→ **What is expected**
Repeat the entries below exactly. Drop the pictures.

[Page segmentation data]
++++++++++

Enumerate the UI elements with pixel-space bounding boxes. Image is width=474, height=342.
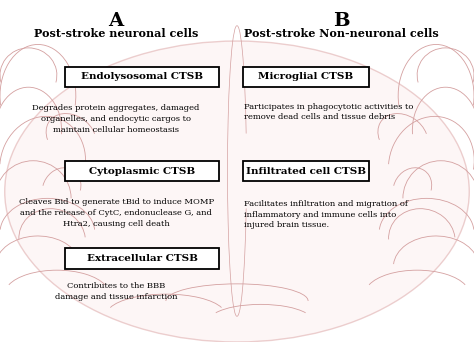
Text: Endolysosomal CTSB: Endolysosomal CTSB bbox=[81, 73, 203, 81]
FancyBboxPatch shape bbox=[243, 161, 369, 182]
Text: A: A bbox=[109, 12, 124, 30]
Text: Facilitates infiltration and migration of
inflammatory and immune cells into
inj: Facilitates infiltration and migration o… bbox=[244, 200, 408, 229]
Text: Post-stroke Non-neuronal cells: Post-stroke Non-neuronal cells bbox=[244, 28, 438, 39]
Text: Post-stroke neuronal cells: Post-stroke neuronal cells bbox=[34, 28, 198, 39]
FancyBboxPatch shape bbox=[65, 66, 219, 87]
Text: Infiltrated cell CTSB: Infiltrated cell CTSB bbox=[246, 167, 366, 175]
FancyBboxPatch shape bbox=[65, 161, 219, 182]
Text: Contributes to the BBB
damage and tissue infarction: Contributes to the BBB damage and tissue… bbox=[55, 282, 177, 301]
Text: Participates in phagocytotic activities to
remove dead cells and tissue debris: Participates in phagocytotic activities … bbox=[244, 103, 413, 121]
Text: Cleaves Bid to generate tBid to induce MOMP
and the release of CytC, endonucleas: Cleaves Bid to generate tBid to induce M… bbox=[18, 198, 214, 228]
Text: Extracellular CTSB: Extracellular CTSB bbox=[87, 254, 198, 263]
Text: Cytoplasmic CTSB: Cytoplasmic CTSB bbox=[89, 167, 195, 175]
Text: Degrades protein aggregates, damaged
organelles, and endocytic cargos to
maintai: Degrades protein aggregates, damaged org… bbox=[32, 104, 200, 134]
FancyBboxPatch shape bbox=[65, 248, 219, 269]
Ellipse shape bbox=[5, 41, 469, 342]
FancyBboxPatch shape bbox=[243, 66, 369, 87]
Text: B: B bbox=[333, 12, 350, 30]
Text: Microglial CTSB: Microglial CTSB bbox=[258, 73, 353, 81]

++++++++++

→ **Response box**
Enumerate the UI elements with pixel-space bounding boxes. Image is width=474, height=342.
Text: Endolysosomal CTSB: Endolysosomal CTSB bbox=[81, 73, 203, 81]
FancyBboxPatch shape bbox=[243, 161, 369, 182]
Text: A: A bbox=[109, 12, 124, 30]
Text: Facilitates infiltration and migration of
inflammatory and immune cells into
inj: Facilitates infiltration and migration o… bbox=[244, 200, 408, 229]
Text: Post-stroke Non-neuronal cells: Post-stroke Non-neuronal cells bbox=[244, 28, 438, 39]
Text: Post-stroke neuronal cells: Post-stroke neuronal cells bbox=[34, 28, 198, 39]
FancyBboxPatch shape bbox=[65, 66, 219, 87]
Text: Infiltrated cell CTSB: Infiltrated cell CTSB bbox=[246, 167, 366, 175]
FancyBboxPatch shape bbox=[65, 161, 219, 182]
Text: Contributes to the BBB
damage and tissue infarction: Contributes to the BBB damage and tissue… bbox=[55, 282, 177, 301]
Text: Participates in phagocytotic activities to
remove dead cells and tissue debris: Participates in phagocytotic activities … bbox=[244, 103, 413, 121]
Text: Cleaves Bid to generate tBid to induce MOMP
and the release of CytC, endonucleas: Cleaves Bid to generate tBid to induce M… bbox=[18, 198, 214, 228]
Text: Extracellular CTSB: Extracellular CTSB bbox=[87, 254, 198, 263]
Text: Cytoplasmic CTSB: Cytoplasmic CTSB bbox=[89, 167, 195, 175]
Text: Degrades protein aggregates, damaged
organelles, and endocytic cargos to
maintai: Degrades protein aggregates, damaged org… bbox=[32, 104, 200, 134]
FancyBboxPatch shape bbox=[65, 248, 219, 269]
Ellipse shape bbox=[5, 41, 469, 342]
FancyBboxPatch shape bbox=[243, 66, 369, 87]
Text: B: B bbox=[333, 12, 350, 30]
Text: Microglial CTSB: Microglial CTSB bbox=[258, 73, 353, 81]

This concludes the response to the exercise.